__Prompt__. Read the listing below and copy out every line that holds "author".

__Data for this exercise__.
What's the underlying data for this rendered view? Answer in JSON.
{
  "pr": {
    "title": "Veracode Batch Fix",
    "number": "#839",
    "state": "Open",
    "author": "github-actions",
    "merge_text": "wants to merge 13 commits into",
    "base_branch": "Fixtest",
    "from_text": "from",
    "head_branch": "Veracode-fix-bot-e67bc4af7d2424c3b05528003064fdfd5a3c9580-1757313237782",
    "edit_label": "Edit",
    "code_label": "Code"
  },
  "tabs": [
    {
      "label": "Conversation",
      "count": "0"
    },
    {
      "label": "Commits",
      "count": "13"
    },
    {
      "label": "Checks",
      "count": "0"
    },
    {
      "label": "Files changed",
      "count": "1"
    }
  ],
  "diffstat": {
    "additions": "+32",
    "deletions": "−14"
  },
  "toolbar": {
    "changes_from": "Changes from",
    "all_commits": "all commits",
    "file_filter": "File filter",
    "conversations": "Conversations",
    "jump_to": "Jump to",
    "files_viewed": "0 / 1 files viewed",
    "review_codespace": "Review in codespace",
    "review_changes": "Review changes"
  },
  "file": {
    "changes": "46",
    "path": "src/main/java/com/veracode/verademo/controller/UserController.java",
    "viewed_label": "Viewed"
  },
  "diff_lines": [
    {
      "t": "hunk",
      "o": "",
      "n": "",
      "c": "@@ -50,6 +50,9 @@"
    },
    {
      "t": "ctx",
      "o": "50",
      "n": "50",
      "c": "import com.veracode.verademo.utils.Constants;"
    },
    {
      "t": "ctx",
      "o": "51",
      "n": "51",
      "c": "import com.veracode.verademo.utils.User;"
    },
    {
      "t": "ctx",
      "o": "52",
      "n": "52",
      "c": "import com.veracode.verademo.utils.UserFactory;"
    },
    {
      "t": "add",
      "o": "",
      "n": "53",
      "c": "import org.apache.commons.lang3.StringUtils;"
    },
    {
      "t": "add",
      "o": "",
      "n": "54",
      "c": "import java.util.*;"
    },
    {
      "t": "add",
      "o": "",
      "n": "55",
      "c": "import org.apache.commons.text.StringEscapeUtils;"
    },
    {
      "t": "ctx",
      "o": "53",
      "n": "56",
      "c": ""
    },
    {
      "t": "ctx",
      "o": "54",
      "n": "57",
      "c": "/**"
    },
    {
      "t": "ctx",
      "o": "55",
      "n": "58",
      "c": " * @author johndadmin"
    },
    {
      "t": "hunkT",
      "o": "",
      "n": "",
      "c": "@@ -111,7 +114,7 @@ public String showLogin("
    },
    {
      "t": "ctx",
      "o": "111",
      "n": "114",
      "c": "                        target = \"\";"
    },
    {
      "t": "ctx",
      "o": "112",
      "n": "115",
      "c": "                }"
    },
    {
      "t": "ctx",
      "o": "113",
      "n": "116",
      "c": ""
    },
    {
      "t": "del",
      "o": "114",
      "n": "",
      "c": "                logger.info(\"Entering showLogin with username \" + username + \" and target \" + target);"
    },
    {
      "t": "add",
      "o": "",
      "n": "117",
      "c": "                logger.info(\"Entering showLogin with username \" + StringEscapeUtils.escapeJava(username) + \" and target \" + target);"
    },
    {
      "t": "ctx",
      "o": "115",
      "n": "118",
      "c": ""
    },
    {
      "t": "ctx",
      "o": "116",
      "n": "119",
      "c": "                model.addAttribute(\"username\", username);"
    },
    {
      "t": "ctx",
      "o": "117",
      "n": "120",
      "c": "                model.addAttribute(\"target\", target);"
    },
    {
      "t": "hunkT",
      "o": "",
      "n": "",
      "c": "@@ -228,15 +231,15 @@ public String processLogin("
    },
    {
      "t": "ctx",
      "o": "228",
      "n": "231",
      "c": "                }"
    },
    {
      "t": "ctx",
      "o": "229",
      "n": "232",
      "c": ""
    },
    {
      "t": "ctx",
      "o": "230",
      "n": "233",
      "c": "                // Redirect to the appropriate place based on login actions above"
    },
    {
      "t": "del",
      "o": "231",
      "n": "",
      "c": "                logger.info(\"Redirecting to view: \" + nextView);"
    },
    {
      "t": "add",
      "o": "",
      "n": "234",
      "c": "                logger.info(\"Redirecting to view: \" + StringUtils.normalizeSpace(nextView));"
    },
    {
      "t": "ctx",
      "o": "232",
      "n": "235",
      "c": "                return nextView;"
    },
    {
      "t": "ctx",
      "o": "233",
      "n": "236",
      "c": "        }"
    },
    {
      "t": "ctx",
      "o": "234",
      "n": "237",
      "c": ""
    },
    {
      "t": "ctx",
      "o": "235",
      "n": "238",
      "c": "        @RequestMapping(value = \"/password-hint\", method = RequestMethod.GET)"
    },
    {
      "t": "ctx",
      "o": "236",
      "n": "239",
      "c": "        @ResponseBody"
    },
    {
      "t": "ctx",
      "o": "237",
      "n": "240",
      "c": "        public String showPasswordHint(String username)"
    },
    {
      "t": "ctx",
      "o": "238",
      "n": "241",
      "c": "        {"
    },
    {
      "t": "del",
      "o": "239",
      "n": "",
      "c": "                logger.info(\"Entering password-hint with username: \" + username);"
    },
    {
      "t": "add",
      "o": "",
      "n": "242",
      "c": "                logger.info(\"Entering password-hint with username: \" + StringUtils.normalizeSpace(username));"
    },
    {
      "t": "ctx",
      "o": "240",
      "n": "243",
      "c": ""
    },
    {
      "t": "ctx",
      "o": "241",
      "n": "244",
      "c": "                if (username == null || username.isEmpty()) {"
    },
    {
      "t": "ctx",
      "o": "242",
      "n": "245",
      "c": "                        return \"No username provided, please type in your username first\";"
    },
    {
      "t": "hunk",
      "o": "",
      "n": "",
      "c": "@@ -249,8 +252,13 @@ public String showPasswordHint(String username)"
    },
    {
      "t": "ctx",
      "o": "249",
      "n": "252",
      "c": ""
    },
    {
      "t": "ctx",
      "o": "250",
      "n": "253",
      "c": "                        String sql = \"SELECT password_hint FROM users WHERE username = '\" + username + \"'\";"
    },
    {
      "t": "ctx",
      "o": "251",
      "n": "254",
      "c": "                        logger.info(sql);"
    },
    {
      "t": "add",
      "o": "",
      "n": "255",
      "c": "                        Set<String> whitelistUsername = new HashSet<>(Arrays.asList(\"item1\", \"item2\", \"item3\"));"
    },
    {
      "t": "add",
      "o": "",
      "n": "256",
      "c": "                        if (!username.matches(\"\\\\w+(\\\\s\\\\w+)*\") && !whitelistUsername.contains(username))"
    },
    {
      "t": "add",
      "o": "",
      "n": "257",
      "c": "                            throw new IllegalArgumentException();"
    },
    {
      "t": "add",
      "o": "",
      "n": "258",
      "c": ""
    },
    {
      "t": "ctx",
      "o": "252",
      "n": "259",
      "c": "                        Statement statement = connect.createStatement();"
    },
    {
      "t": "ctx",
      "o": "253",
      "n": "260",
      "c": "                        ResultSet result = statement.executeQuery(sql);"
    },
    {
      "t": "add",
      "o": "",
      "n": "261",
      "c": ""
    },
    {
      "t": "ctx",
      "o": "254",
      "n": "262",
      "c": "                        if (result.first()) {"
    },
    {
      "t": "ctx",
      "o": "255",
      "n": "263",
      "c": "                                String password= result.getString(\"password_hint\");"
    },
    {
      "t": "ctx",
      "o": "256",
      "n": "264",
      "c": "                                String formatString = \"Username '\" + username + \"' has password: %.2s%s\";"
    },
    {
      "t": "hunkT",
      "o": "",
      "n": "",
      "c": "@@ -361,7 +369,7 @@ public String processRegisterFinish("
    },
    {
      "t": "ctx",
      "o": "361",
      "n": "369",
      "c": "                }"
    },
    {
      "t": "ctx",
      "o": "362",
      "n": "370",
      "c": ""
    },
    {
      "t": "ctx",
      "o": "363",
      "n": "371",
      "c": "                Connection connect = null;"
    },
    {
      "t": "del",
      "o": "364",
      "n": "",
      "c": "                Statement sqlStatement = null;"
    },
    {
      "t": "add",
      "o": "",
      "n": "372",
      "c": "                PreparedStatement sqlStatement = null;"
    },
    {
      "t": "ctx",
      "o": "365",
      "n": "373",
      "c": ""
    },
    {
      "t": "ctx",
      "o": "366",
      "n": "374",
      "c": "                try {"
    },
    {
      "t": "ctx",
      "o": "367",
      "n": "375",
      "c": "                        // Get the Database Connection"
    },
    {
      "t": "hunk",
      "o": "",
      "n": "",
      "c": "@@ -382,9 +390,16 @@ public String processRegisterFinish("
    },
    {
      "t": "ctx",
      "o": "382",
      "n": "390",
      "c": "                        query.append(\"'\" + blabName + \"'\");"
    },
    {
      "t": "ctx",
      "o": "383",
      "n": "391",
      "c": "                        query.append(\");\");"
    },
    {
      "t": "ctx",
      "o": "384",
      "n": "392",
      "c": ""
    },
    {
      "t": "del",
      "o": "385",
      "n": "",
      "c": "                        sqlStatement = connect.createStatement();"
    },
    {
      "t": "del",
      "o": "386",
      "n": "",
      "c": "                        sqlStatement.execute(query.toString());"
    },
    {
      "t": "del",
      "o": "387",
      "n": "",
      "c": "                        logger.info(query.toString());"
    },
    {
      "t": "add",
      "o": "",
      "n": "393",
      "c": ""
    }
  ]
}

__Answer to this problem__.
    "author": "github-actions",
      "c": " * @author johndadmin"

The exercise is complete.